## Dataset items
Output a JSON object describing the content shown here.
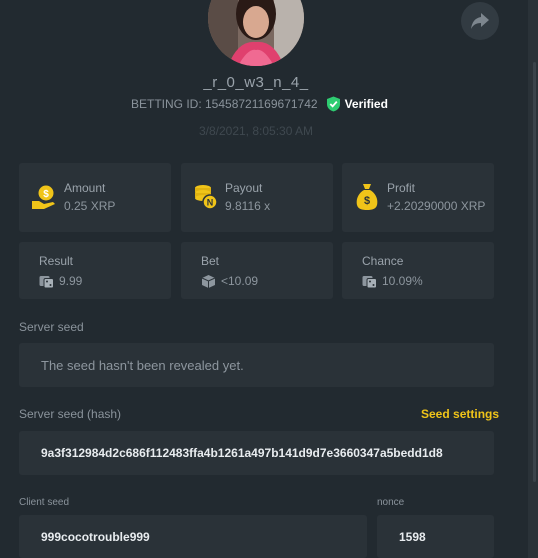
{
  "profile": {
    "username": "_r_0_w3_n_4_",
    "betting_id_label": "BETTING ID: 15458721169671742",
    "verified_label": "Verified",
    "timestamp": "3/8/2021, 8:05:30 AM"
  },
  "stats": {
    "amount": {
      "label": "Amount",
      "value": "0.25 XRP"
    },
    "payout": {
      "label": "Payout",
      "value": "9.8116 x"
    },
    "profit": {
      "label": "Profit",
      "value": "+2.20290000 XRP"
    },
    "result": {
      "label": "Result",
      "value": "9.99"
    },
    "bet": {
      "label": "Bet",
      "value": "<10.09"
    },
    "chance": {
      "label": "Chance",
      "value": "10.09%"
    }
  },
  "server_seed": {
    "label": "Server seed",
    "value": "The seed hasn't been revealed yet."
  },
  "server_seed_hash": {
    "label": "Server seed (hash)",
    "settings_link": "Seed settings",
    "value": "9a3f312984d2c686f112483ffa4b1261a497b141d9d7e3660347a5bedd1d8"
  },
  "client_seed": {
    "label": "Client seed",
    "value": "999cocotrouble999"
  },
  "nonce": {
    "label": "nonce",
    "value": "1598"
  },
  "colors": {
    "background": "#222a30",
    "card": "#2a3238",
    "accent_yellow": "#f0c419",
    "verified_green": "#2ecc71"
  },
  "icons": [
    "share-icon",
    "verified-shield-icon",
    "money-hand-icon",
    "coin-stack-icon",
    "money-bag-icon",
    "dice-icon"
  ]
}
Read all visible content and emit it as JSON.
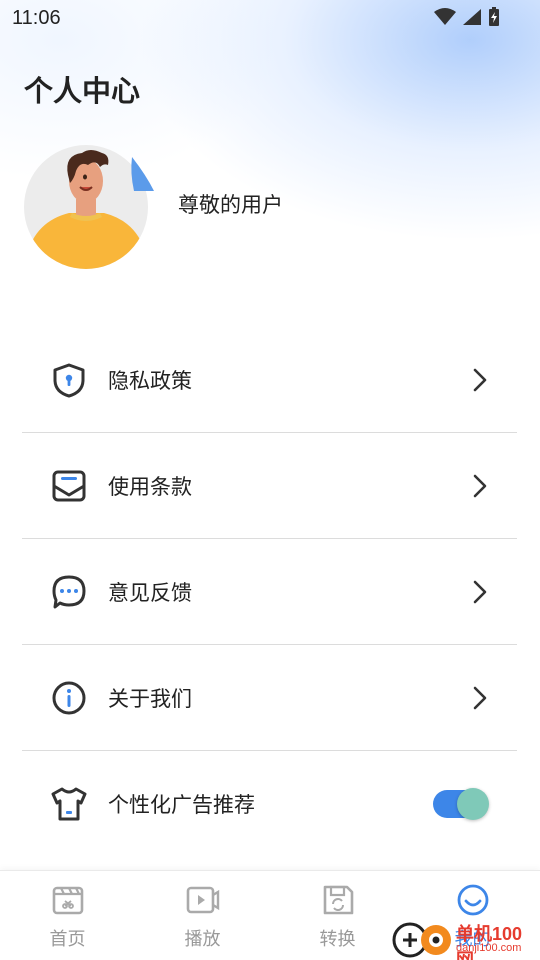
{
  "status_bar": {
    "time": "11:06"
  },
  "header": {
    "title": "个人中心"
  },
  "profile": {
    "username": "尊敬的用户"
  },
  "menu": {
    "items": [
      {
        "label": "隐私政策",
        "icon": "shield-icon"
      },
      {
        "label": "使用条款",
        "icon": "envelope-icon"
      },
      {
        "label": "意见反馈",
        "icon": "chat-bubble-icon"
      },
      {
        "label": "关于我们",
        "icon": "info-icon"
      },
      {
        "label": "个性化广告推荐",
        "icon": "tshirt-icon",
        "toggle_on": true
      }
    ]
  },
  "tabbar": {
    "tabs": [
      {
        "label": "首页",
        "icon": "clapperboard-icon",
        "active": false
      },
      {
        "label": "播放",
        "icon": "video-play-icon",
        "active": false
      },
      {
        "label": "转换",
        "icon": "save-convert-icon",
        "active": false
      },
      {
        "label": "我的",
        "icon": "smile-icon",
        "active": true
      }
    ]
  },
  "watermark": {
    "text": "单机100网",
    "sub": "danji100.com"
  },
  "colors": {
    "accent": "#3d86e8",
    "toggle_knob": "#7fc9b8",
    "avatar_shirt": "#f7b733"
  }
}
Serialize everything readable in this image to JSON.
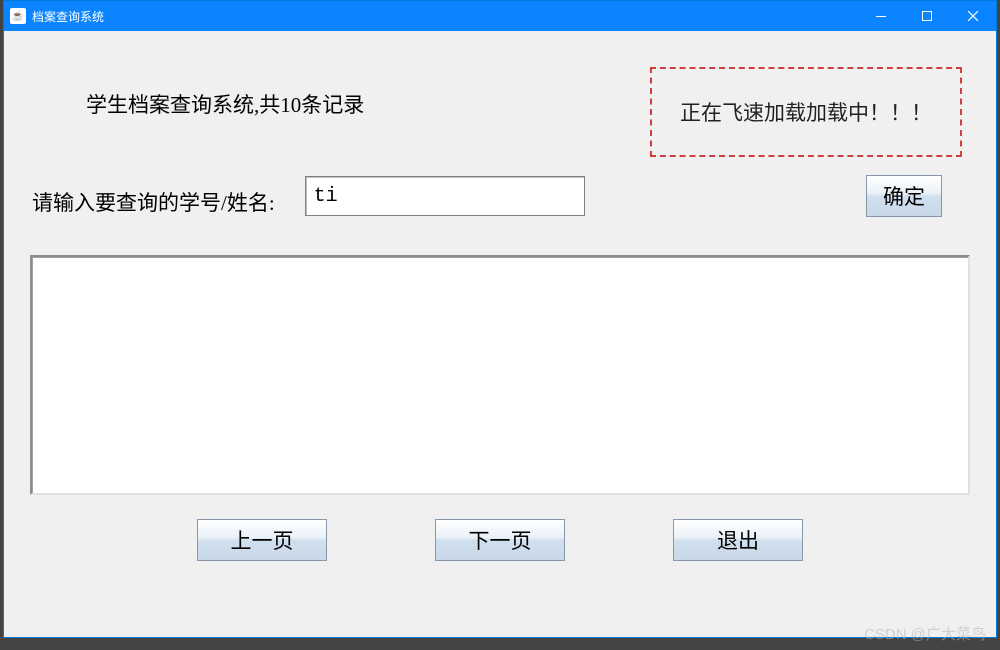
{
  "window": {
    "title": "档案查询系统"
  },
  "header": {
    "title": "学生档案查询系统,共10条记录",
    "loading_text": "正在飞速加载加载中！！！"
  },
  "search": {
    "label": "请输入要查询的学号/姓名:",
    "input_value": "ti",
    "confirm_label": "确定"
  },
  "footer": {
    "prev_label": "上一页",
    "next_label": "下一页",
    "exit_label": "退出"
  },
  "watermark": "CSDN @广大菜鸟"
}
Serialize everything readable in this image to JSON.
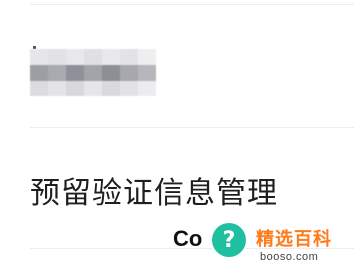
{
  "menu": {
    "verification_info_label": "预留验证信息管理"
  },
  "bottom": {
    "partial_text": "Co"
  },
  "watermark": {
    "icon": "question-mark-icon",
    "badge_glyph": "?",
    "site_name": "精选百科",
    "url": "booso.com",
    "brand_color": "#ff7a1a",
    "badge_color": "#1fbfa0"
  }
}
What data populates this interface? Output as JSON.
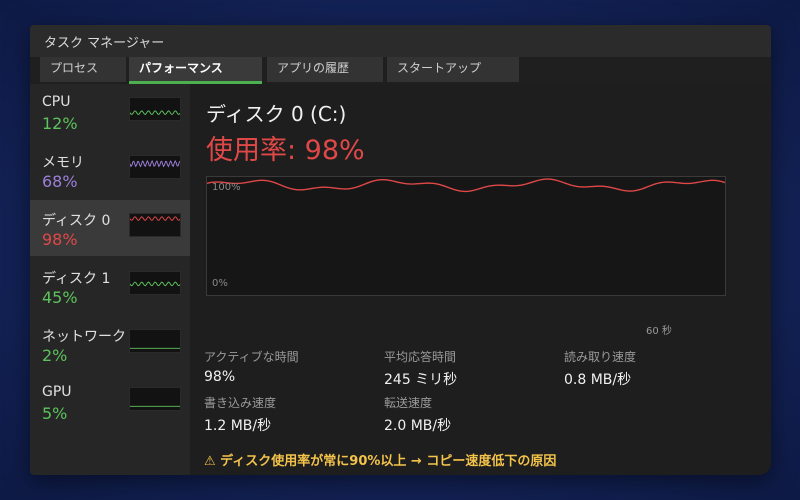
{
  "window": {
    "title": "タスク マネージャー"
  },
  "tabs": [
    {
      "label": "プロセス"
    },
    {
      "label": "パフォーマンス"
    },
    {
      "label": "アプリの履歴"
    },
    {
      "label": "スタートアップ"
    }
  ],
  "sidebar": {
    "items": [
      {
        "name": "CPU",
        "value": "12%",
        "color": "#5cc35c",
        "level": 0.12
      },
      {
        "name": "メモリ",
        "value": "68%",
        "color": "#9b7fd8",
        "level": 0.68
      },
      {
        "name": "ディスク 0",
        "value": "98%",
        "color": "#e04848",
        "level": 0.98
      },
      {
        "name": "ディスク 1",
        "value": "45%",
        "color": "#5cc35c",
        "level": 0.45
      },
      {
        "name": "ネットワーク",
        "value": "2%",
        "color": "#5cc35c",
        "level": 0.02
      },
      {
        "name": "GPU",
        "value": "5%",
        "color": "#5cc35c",
        "level": 0.05
      }
    ]
  },
  "main": {
    "title": "ディスク 0 (C:)",
    "usage_text": "使用率: 98%",
    "graph": {
      "top_label": "100%",
      "bottom_label": "0%",
      "time_label": "60 秒",
      "line_color": "#e04848",
      "range_percent": [
        0,
        100
      ]
    },
    "stats": [
      {
        "label": "アクティブな時間",
        "value": "98%"
      },
      {
        "label": "平均応答時間",
        "value": "245 ミリ秒"
      },
      {
        "label": "読み取り速度",
        "value": "0.8 MB/秒"
      },
      {
        "label": "書き込み速度",
        "value": "1.2 MB/秒"
      },
      {
        "label": "転送速度",
        "value": "2.0 MB/秒"
      }
    ],
    "warning": "⚠ ディスク使用率が常に90%以上 → コピー速度低下の原因"
  }
}
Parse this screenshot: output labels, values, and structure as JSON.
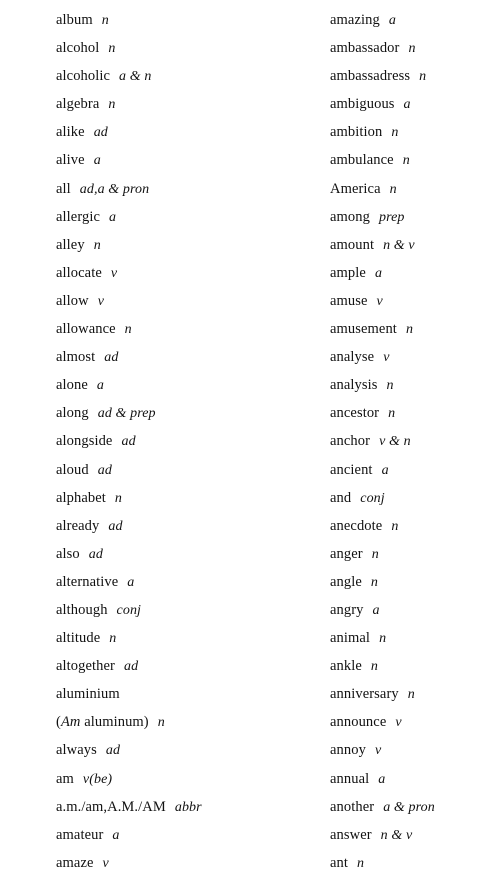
{
  "page": {
    "kind": "dictionary-word-list-page",
    "background_color": "#ffffff",
    "text_color": "#111111",
    "column_count": 2
  },
  "columns": [
    {
      "name": "left-column",
      "entries": [
        {
          "word": "album",
          "pos": "n"
        },
        {
          "word": "alcohol",
          "pos": "n"
        },
        {
          "word": "alcoholic",
          "pos": "a & n"
        },
        {
          "word": "algebra",
          "pos": "n"
        },
        {
          "word": "alike",
          "pos": "ad"
        },
        {
          "word": "alive",
          "pos": "a"
        },
        {
          "word": "all",
          "pos": "ad,a & pron"
        },
        {
          "word": "allergic",
          "pos": "a"
        },
        {
          "word": "alley",
          "pos": "n"
        },
        {
          "word": "allocate",
          "pos": "v"
        },
        {
          "word": "allow",
          "pos": "v"
        },
        {
          "word": "allowance",
          "pos": "n"
        },
        {
          "word": "almost",
          "pos": "ad"
        },
        {
          "word": "alone",
          "pos": "a"
        },
        {
          "word": "along",
          "pos": "ad & prep"
        },
        {
          "word": "alongside",
          "pos": "ad"
        },
        {
          "word": "aloud",
          "pos": "ad"
        },
        {
          "word": "alphabet",
          "pos": "n"
        },
        {
          "word": "already",
          "pos": "ad"
        },
        {
          "word": "also",
          "pos": "ad"
        },
        {
          "word": "alternative",
          "pos": "a"
        },
        {
          "word": "although",
          "pos": "conj"
        },
        {
          "word": "altitude",
          "pos": "n"
        },
        {
          "word": "altogether",
          "pos": "ad"
        },
        {
          "word": "aluminium",
          "pos": ""
        },
        {
          "word": "(Am aluminum)",
          "pos": "n"
        },
        {
          "word": "always",
          "pos": "ad"
        },
        {
          "word": "am",
          "pos": "v(be)"
        },
        {
          "word": "a.m./am,A.M./AM",
          "pos": "abbr"
        },
        {
          "word": "amateur",
          "pos": "a"
        },
        {
          "word": "amaze",
          "pos": "v"
        }
      ]
    },
    {
      "name": "right-column",
      "entries": [
        {
          "word": "amazing",
          "pos": "a"
        },
        {
          "word": "ambassador",
          "pos": "n"
        },
        {
          "word": "ambassadress",
          "pos": "n"
        },
        {
          "word": "ambiguous",
          "pos": "a"
        },
        {
          "word": "ambition",
          "pos": "n"
        },
        {
          "word": "ambulance",
          "pos": "n"
        },
        {
          "word": "America",
          "pos": "n"
        },
        {
          "word": "among",
          "pos": "prep"
        },
        {
          "word": "amount",
          "pos": "n & v"
        },
        {
          "word": "ample",
          "pos": "a"
        },
        {
          "word": "amuse",
          "pos": "v"
        },
        {
          "word": "amusement",
          "pos": "n"
        },
        {
          "word": "analyse",
          "pos": "v"
        },
        {
          "word": "analysis",
          "pos": "n"
        },
        {
          "word": "ancestor",
          "pos": "n"
        },
        {
          "word": "anchor",
          "pos": "v & n"
        },
        {
          "word": "ancient",
          "pos": "a"
        },
        {
          "word": "and",
          "pos": "conj"
        },
        {
          "word": "anecdote",
          "pos": "n"
        },
        {
          "word": "anger",
          "pos": "n"
        },
        {
          "word": "angle",
          "pos": "n"
        },
        {
          "word": "angry",
          "pos": "a"
        },
        {
          "word": "animal",
          "pos": "n"
        },
        {
          "word": "ankle",
          "pos": "n"
        },
        {
          "word": "anniversary",
          "pos": "n"
        },
        {
          "word": "announce",
          "pos": "v"
        },
        {
          "word": "annoy",
          "pos": "v"
        },
        {
          "word": "annual",
          "pos": "a"
        },
        {
          "word": "another",
          "pos": "a & pron"
        },
        {
          "word": "answer",
          "pos": "n & v"
        },
        {
          "word": "ant",
          "pos": "n"
        }
      ]
    }
  ]
}
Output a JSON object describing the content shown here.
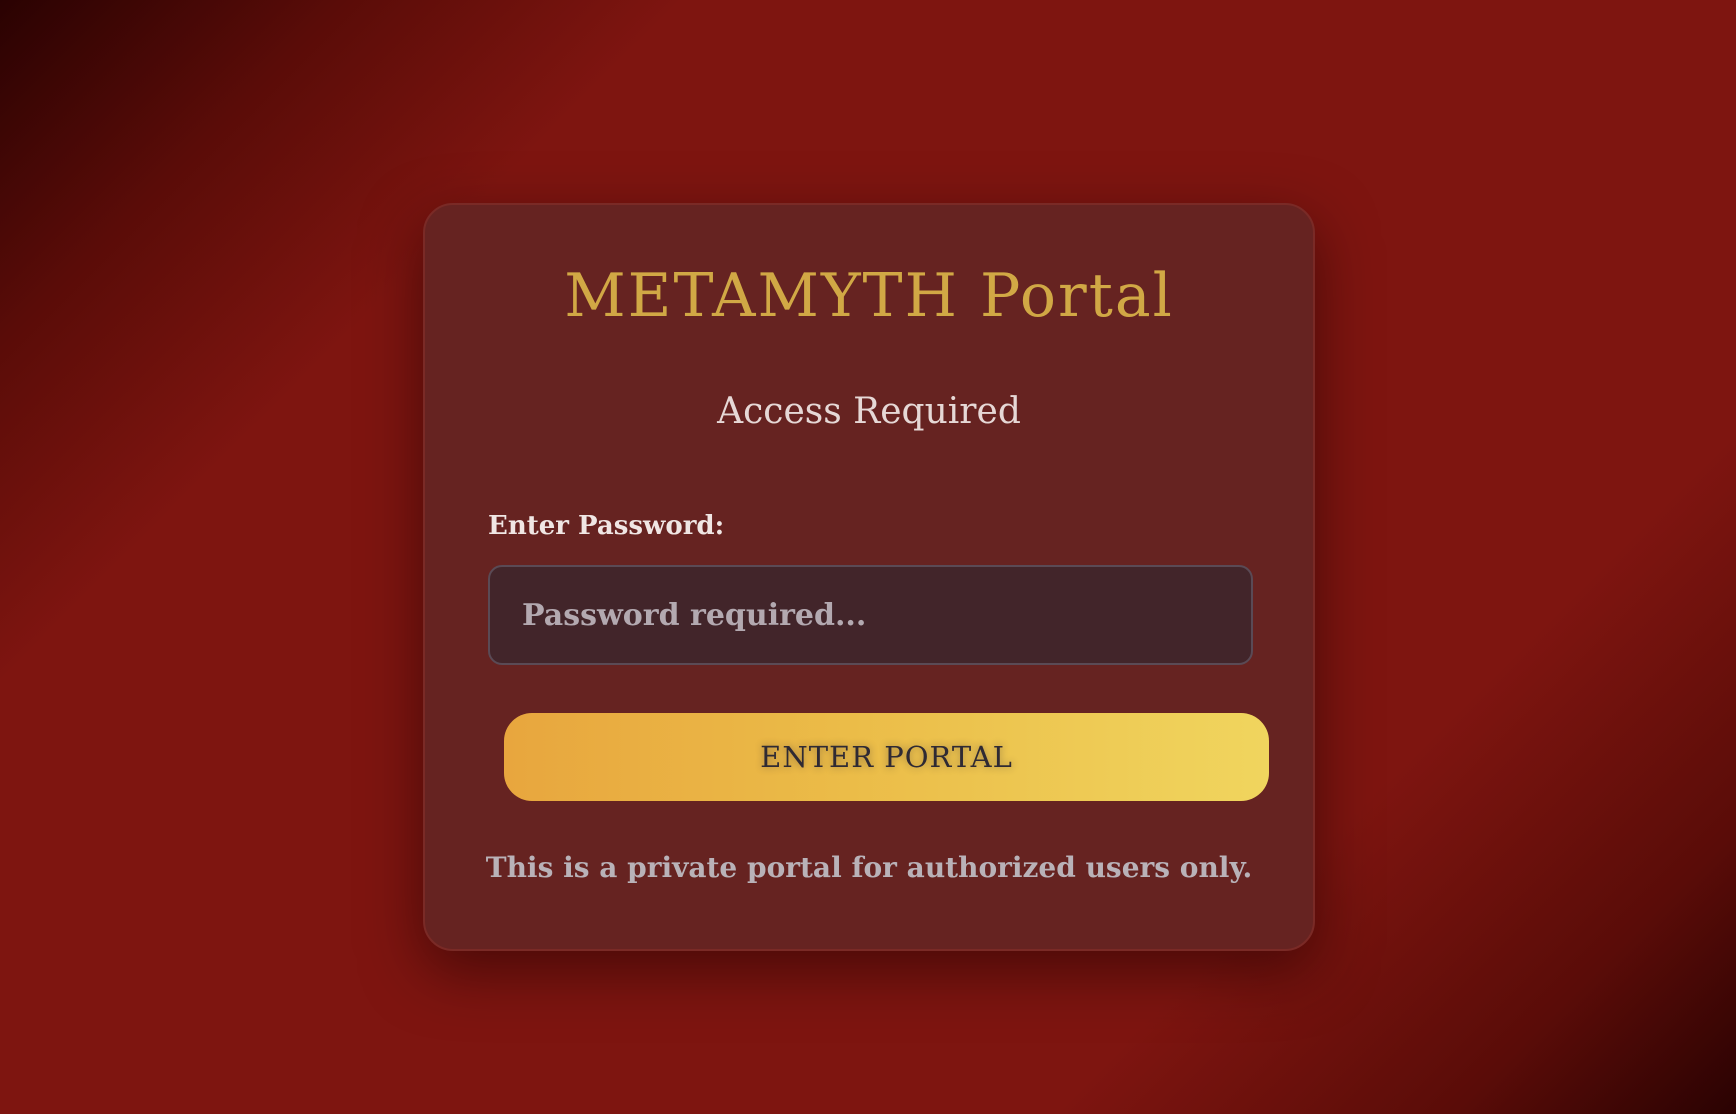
{
  "portal": {
    "title": "METAMYTH Portal",
    "subtitle": "Access Required",
    "password_label": "Enter Password:",
    "password_placeholder": "Password required...",
    "submit_label": "ENTER PORTAL",
    "notice": "This is a private portal for authorized users only."
  },
  "colors": {
    "background": "#7e1510",
    "card": "#662321",
    "title": "#d1a845",
    "button_start": "#e8a63e",
    "button_end": "#f0d55e"
  }
}
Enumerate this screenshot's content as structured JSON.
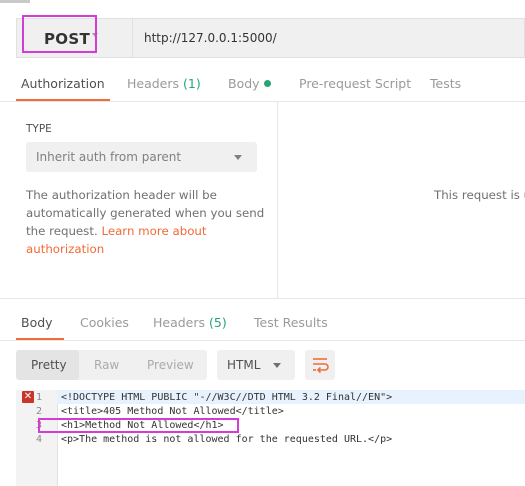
{
  "request": {
    "method": "POST",
    "url": "http://127.0.0.1:5000/"
  },
  "request_tabs": [
    {
      "label": "Authorization",
      "active": true
    },
    {
      "label": "Headers",
      "count": "(1)"
    },
    {
      "label": "Body",
      "indicator": "green-dot"
    },
    {
      "label": "Pre-request Script"
    },
    {
      "label": "Tests"
    }
  ],
  "auth": {
    "type_label": "TYPE",
    "type_value": "Inherit auth from parent",
    "description": "The authorization header will be automatically generated when you send the request.",
    "link_text": "Learn more about authorization",
    "right_message": "This request is u"
  },
  "response_tabs": [
    {
      "label": "Body",
      "active": true
    },
    {
      "label": "Cookies"
    },
    {
      "label": "Headers",
      "count": "(5)"
    },
    {
      "label": "Test Results"
    }
  ],
  "format_buttons": [
    "Pretty",
    "Raw",
    "Preview"
  ],
  "language": "HTML",
  "code_lines": [
    {
      "num": "1",
      "text": "<!DOCTYPE HTML PUBLIC \"-//W3C//DTD HTML 3.2 Final//EN\">"
    },
    {
      "num": "2",
      "text": "<title>405 Method Not Allowed</title>"
    },
    {
      "num": "3",
      "text": "<h1>Method Not Allowed</h1>"
    },
    {
      "num": "4",
      "text": "<p>The method is not allowed for the requested URL.</p>"
    }
  ],
  "colors": {
    "accent": "#f26b3a",
    "count_green": "#26a574",
    "highlight_magenta": "#d43cd8",
    "error_red": "#c9352a"
  },
  "icons": {
    "method_caret": "chevron-down-icon",
    "wrap": "wrap-lines-icon",
    "error": "error-x-icon"
  }
}
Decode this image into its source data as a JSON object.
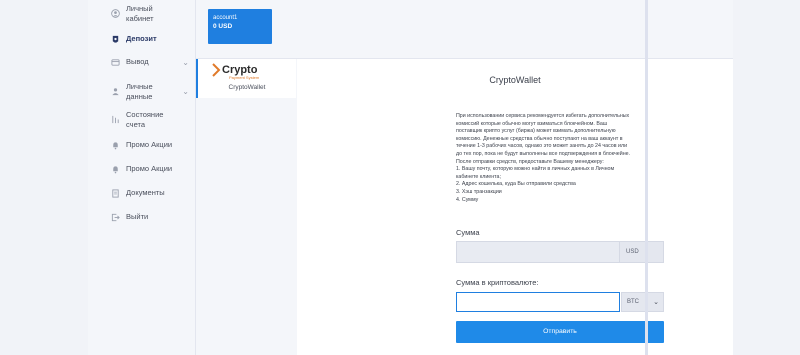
{
  "sidebar": {
    "items": [
      {
        "label": "Личный кабинет",
        "icon": "user-icon"
      },
      {
        "label": "Депозит",
        "icon": "deposit-icon",
        "active": true
      },
      {
        "label": "Вывод",
        "icon": "withdraw-icon",
        "has_submenu": true
      },
      {
        "label": "Личные данные",
        "icon": "profile-icon",
        "has_submenu": true
      },
      {
        "label": "Состояние счета",
        "icon": "balance-icon"
      },
      {
        "label": "Промо Акции",
        "icon": "bell-icon"
      },
      {
        "label": "Промо Акции",
        "icon": "bell-icon"
      },
      {
        "label": "Документы",
        "icon": "document-icon"
      },
      {
        "label": "Выйти",
        "icon": "logout-icon"
      }
    ]
  },
  "account": {
    "name": "account1",
    "balance": "0 USD"
  },
  "provider": {
    "logo_text": "Crypto",
    "logo_subtext": "Payment System",
    "name": "CryptoWallet"
  },
  "content": {
    "title": "CryptoWallet",
    "info_lines": [
      "При использовании сервиса рекомендуется избегать дополнительных",
      "комиссий которые обычно могут взиматься блокчейном. Ваш",
      "поставщик крипто услуг (биржа) может взимать дополнительную",
      "комиссию. Денежные средства обычно поступают на ваш аккаунт в",
      "течение 1-3 рабочих часов, однако это может занять до 24 часов или",
      "до тех пор, пока не будут выполнены все подтверждения в блокчейне.",
      "После отправки средств, предоставьте Вашему менеджеру:",
      "1. Вашу почту, которую можно найти в личных данных в Личном",
      "кабинете клиента;",
      "2. Адрес кошелька, куда Вы отправили средства",
      "3. Хэш транзакции",
      "4. Сумму"
    ],
    "amount_label": "Сумма",
    "amount_value": "",
    "amount_currency": "USD",
    "crypto_label": "Сумма в криптовалюте:",
    "crypto_value": "",
    "crypto_currency": "BTC",
    "submit_label": "Отправить"
  },
  "colors": {
    "accent": "#1f7fe0",
    "active_nav": "#2b3a67"
  }
}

## Stated goal
State how many lines of the records above contain "CryptoWallet", with no words besides the number.

## Finished task
2